Por outro lado, nos termos do artigo 19.º, n.º 1, da Lei n.º 52/2019, de 31 de julho, as entidades públicas abrangidas devem aprovar Códigos de Conduta a publicar no Diário da República e nos respetivos sítios na Internet, para desenvolvimento, entre outras, das matérias relativas a ofertas institucionais e hospitalidade.

Assim, o CCJTJ é um instrumento orientador que visa estabelecer um compromisso de conduta dos juízes dos Tribunais Judiciais, tanto no exercício das suas funções como nos atos da sua vida privada com repercussão no desempenho funcional e na dignidade do seu cargo (ver artigo 1.º). Abrange todos os juízes dos Tribunais Judiciais, incluindo os jubilados e os que desempenham funções no âmbito de comissões de serviço. Por conseguinte, em nome da transparência, “os juízes dos Tribunais Judiciais abstêm-se de participar em atividades extrajudiciais que possam ser considerados, por uma pessoa razoável, bem informada, objetiva e de boa-fé, como suscetíveis de afetar a confiança dos cidadãos na imparcialidade das suas análises e decisões”. E, em nome da integridade, não se podem aproveitar do estatuto ou prestígio profissional, nem invocar tal qualidade em atos da sua vida privada, para obter vantagens ou precedências indevidas, para si ou para terceiro, e não podem utilizar informação confidencial a que tenham acesso por via das suas funções em benefício privado, próprio ou de terceiro.

EXTRATO DE DADOS
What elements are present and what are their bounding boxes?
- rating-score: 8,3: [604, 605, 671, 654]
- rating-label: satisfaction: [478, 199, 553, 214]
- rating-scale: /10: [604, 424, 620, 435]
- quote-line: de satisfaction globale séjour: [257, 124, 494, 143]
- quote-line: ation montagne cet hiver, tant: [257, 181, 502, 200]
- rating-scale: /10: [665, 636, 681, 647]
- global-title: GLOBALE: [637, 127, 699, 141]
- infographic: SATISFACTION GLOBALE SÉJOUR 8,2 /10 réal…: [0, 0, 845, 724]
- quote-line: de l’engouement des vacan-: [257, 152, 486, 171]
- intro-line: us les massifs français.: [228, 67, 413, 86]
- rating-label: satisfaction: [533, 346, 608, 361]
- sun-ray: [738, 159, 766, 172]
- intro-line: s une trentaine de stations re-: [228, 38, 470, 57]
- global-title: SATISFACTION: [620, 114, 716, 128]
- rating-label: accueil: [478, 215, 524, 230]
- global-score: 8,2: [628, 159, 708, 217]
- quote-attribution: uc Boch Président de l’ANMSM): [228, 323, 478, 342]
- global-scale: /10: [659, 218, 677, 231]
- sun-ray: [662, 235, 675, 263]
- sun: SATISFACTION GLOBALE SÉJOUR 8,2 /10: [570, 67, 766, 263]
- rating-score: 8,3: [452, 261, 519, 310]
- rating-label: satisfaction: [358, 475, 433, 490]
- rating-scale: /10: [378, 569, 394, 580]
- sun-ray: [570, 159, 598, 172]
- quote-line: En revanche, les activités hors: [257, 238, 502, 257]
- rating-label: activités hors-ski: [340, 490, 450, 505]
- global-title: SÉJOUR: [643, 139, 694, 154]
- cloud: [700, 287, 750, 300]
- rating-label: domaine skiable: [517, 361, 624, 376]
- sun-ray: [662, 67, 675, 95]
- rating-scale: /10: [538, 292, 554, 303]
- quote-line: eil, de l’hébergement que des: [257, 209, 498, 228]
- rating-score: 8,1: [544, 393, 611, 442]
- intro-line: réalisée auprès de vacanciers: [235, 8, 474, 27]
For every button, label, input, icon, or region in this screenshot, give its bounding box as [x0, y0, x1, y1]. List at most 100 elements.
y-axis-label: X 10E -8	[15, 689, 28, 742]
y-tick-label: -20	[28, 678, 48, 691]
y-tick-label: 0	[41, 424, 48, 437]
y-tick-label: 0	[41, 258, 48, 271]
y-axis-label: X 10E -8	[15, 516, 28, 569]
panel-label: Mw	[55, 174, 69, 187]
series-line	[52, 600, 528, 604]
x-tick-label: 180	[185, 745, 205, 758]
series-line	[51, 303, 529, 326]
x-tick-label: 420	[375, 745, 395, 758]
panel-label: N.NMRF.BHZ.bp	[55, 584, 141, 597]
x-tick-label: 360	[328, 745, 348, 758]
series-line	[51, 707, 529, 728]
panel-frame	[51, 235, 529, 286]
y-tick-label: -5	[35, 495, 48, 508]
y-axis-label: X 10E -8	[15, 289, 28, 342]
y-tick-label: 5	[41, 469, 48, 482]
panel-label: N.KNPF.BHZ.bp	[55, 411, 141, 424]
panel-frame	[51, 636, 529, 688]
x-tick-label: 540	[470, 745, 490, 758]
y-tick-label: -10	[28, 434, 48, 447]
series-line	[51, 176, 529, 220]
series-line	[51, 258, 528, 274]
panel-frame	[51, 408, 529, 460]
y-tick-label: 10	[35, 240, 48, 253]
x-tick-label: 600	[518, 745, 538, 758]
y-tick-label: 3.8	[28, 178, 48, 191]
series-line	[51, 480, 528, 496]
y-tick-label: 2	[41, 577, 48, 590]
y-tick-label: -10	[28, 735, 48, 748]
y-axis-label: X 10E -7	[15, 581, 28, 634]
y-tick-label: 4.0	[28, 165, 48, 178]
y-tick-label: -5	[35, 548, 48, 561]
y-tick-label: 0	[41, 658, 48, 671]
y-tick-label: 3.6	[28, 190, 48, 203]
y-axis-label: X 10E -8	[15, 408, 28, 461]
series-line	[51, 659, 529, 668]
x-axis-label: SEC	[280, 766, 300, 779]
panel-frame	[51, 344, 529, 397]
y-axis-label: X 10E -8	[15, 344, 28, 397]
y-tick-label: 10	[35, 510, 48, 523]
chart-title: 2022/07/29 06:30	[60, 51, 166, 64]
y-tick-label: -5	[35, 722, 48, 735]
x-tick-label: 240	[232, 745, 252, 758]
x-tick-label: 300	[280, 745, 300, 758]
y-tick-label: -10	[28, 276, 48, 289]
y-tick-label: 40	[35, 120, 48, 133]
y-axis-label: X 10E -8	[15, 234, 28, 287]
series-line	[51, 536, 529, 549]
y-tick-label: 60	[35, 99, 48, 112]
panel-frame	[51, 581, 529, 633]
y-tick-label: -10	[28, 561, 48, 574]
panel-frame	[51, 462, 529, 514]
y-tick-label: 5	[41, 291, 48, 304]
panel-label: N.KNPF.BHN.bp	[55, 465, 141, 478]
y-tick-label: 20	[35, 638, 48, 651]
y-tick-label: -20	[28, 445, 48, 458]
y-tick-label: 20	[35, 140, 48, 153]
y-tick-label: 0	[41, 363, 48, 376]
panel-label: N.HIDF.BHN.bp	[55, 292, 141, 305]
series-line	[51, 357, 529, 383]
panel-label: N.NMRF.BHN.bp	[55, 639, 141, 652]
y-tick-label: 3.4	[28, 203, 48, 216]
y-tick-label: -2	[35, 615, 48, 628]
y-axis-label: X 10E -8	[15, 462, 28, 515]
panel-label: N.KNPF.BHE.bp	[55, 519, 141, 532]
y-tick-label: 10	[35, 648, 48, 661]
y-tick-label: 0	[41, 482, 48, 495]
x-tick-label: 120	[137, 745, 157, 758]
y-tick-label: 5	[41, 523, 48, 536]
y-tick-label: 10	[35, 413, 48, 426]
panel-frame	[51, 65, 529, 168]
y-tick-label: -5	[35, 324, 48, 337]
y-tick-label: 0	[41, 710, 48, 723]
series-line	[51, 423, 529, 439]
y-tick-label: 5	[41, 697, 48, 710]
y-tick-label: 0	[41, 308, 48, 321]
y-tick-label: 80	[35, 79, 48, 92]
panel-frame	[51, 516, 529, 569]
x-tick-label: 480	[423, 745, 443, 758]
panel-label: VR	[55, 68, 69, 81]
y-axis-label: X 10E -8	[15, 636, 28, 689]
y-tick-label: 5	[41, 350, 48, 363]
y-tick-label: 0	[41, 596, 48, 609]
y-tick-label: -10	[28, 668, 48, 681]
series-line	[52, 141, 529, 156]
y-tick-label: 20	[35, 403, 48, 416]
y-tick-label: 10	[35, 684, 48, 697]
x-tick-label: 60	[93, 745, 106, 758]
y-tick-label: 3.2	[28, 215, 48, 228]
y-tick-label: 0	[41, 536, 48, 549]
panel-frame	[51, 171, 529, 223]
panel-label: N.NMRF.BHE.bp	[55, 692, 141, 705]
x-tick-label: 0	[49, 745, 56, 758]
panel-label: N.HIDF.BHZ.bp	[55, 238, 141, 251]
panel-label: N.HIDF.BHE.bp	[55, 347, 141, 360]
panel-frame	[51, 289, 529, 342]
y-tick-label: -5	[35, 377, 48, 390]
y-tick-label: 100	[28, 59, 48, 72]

INSTRUÇÃO DA TAREFA A
Segundo o excerto do documento, que juízes estão abrangidos pelo CCJTJ?
INSTRUÇÃO DA TAREFA B
Continue o texto sobre o código de conduta dos juízes dos Tribunais Judiciais a partir da última frase.

RESPOSTA ESPERADA A
Todos os juízes dos Tribunais Judiciais, incluindo os jubilados e os que desempenham funções no âmbito de comissões de serviço.

RESPOSTA ESPERADA B
Relativamente a ofertas, convites e hospitalidade, ficam impedidos de receber quaisquer vantagens, patrimoniais ou não, diretas ou indiretas, para si ou para terceiros, em razão do cargo ou funções que desempenham, que não sejam socialmente adequadas. Também ficam impedidos de usar a condição de magistrado judicial para levar a cabo ação ou omissão que, objetivamente, “possa ser interpretada como solicitação de benefício indevido para si ou para terceiro, interveniente processual ou não”.

“Os juízes dos Tribunais Judiciais abstêm-se de aceitar, a qualquer título, de pessoas singulares e coletivas, vantagens ou ofertas de bens ou serviços, de qualquer valor, ou convites para espetáculos ou outros eventos sociais, culturais ou desportivos, que possam condicionar a objetividade, a imparcialidade ou a integridade do exercício das suas funções”, lê-se no documento. Porém, há exceções. Podem aceitar convites ou benefícios similares relacionados com a participação em cerimónias oficiais, conferências, congressos, seminários ou outros eventos análogos, “quando subsista interesse público relevante na participação, nomeadamente, em razão de representação oficial que importe assegurar”. Também se excetuam os casos que ocorram em contexto de relações pessoais e familiares.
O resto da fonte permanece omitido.